**AIM**
Word for word, print each line of the listing below; pictures stay out.

**ROWS**
= = = =

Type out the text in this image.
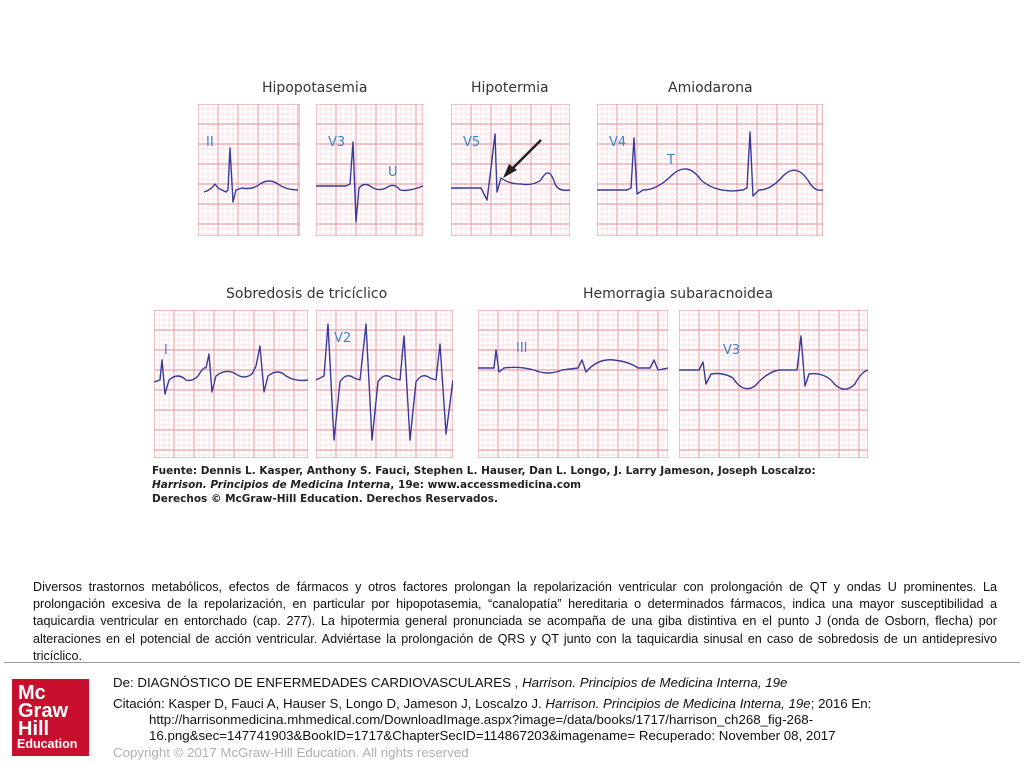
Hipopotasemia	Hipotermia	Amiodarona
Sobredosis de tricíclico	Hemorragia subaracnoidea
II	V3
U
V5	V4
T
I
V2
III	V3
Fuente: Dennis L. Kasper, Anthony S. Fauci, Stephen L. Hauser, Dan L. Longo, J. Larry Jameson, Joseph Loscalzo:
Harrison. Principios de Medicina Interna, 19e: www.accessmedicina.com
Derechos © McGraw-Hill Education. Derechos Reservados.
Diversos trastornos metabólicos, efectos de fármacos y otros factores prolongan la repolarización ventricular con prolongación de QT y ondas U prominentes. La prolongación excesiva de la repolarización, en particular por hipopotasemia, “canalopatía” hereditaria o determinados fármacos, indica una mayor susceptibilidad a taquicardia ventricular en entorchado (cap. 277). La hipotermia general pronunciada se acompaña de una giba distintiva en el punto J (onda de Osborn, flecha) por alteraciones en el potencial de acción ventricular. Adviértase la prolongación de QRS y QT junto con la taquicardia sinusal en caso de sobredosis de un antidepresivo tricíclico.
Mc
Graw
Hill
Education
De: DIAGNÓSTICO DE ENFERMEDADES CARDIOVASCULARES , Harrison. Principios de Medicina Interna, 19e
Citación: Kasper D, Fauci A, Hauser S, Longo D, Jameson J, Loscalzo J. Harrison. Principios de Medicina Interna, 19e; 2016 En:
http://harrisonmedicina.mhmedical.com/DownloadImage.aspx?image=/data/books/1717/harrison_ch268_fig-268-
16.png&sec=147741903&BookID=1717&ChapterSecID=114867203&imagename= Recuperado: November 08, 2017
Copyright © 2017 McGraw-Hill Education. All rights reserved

= = = =

**SOLUTION**
Type out the text in this image.
Hipopotasemia	Hipotermia	Amiodarona
Sobredosis de tricíclico	Hemorragia subaracnoidea
II	V3
U
V5	V4
T
I
V2
III	V3
Fuente: Dennis L. Kasper, Anthony S. Fauci, Stephen L. Hauser, Dan L. Longo, J. Larry Jameson, Joseph Loscalzo:
Harrison. Principios de Medicina Interna, 19e: www.accessmedicina.com
Derechos © McGraw-Hill Education. Derechos Reservados.
Diversos trastornos metabólicos, efectos de fármacos y otros factores prolongan la repolarización ventricular con prolongación de QT y ondas U prominentes. La prolongación excesiva de la repolarización, en particular por hipopotasemia, “canalopatía” hereditaria o determinados fármacos, indica una mayor susceptibilidad a taquicardia ventricular en entorchado (cap. 277). La hipotermia general pronunciada se acompaña de una giba distintiva en el punto J (onda de Osborn, flecha) por alteraciones en el potencial de acción ventricular. Adviértase la prolongación de QRS y QT junto con la taquicardia sinusal en caso de sobredosis de un antidepresivo tricíclico.
Mc
Graw
Hill
Education
De: DIAGNÓSTICO DE ENFERMEDADES CARDIOVASCULARES , Harrison. Principios de Medicina Interna, 19e
Citación: Kasper D, Fauci A, Hauser S, Longo D, Jameson J, Loscalzo J. Harrison. Principios de Medicina Interna, 19e; 2016 En:
http://harrisonmedicina.mhmedical.com/DownloadImage.aspx?image=/data/books/1717/harrison_ch268_fig-268-
16.png&sec=147741903&BookID=1717&ChapterSecID=114867203&imagename= Recuperado: November 08, 2017
Copyright © 2017 McGraw-Hill Education. All rights reserved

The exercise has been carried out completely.